■ Aim of the exercise
Using the data below, tally the lines that include the string "Infographic". Only the number is wanted.

■ Data for this task

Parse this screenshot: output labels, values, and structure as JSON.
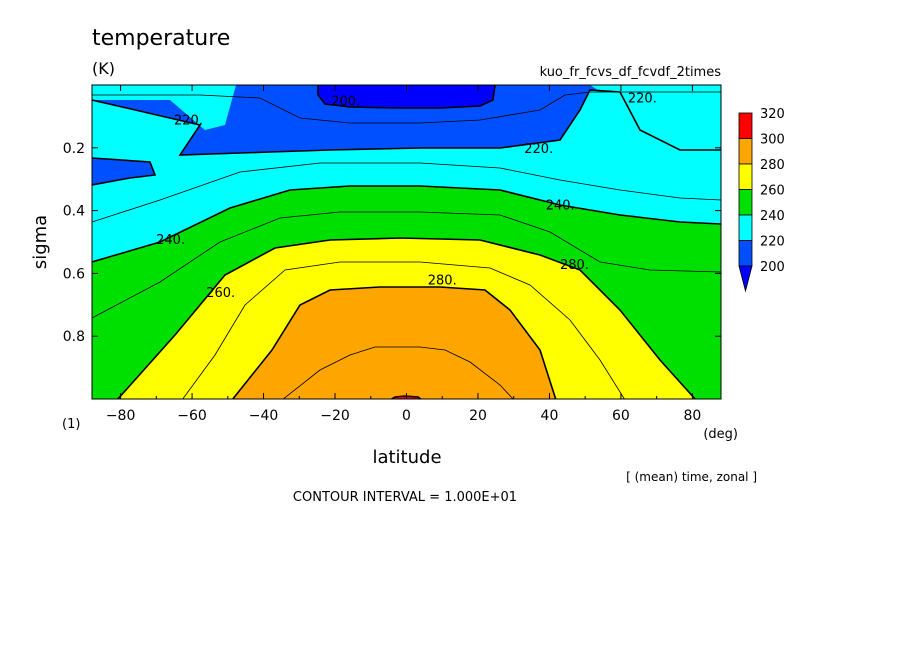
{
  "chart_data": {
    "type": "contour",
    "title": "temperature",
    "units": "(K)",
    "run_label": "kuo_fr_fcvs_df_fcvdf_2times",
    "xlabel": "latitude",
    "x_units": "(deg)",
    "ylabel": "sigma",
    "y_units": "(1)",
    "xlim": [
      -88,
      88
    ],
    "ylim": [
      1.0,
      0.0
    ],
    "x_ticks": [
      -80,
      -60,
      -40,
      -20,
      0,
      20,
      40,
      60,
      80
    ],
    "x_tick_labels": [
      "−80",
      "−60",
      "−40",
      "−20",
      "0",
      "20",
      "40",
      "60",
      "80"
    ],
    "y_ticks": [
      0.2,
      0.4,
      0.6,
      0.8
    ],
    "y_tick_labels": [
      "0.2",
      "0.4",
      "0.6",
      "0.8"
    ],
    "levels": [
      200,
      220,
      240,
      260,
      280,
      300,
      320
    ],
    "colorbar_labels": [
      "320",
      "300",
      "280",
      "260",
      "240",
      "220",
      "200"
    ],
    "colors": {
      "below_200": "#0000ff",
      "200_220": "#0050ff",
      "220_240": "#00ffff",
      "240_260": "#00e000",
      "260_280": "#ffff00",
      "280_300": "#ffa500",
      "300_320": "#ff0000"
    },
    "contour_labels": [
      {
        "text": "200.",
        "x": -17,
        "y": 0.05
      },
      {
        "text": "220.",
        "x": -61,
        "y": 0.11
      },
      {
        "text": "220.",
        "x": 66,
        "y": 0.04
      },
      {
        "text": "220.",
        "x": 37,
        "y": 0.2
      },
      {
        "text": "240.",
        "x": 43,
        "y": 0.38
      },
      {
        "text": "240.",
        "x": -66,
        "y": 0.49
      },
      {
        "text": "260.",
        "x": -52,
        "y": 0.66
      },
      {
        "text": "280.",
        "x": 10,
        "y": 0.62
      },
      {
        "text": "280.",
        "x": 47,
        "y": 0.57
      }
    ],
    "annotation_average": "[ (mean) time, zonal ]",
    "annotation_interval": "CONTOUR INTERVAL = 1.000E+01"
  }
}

---

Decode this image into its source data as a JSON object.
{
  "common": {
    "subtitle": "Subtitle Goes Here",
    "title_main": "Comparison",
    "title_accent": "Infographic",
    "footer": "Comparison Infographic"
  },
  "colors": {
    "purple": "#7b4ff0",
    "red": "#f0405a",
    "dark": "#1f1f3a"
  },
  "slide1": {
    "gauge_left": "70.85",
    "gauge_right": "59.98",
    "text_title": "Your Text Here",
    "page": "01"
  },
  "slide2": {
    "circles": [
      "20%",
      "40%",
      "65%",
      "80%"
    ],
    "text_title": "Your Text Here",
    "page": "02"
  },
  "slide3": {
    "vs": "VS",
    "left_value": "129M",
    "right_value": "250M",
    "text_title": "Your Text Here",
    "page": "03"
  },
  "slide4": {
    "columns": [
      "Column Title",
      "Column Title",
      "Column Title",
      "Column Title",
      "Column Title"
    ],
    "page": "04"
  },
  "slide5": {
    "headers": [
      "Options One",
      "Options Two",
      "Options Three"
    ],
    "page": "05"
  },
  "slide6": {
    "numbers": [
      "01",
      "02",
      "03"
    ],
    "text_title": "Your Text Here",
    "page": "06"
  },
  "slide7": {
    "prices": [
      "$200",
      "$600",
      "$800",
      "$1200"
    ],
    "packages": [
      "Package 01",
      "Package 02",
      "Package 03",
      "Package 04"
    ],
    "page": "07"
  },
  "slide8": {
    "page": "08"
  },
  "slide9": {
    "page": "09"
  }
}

■ Full response
2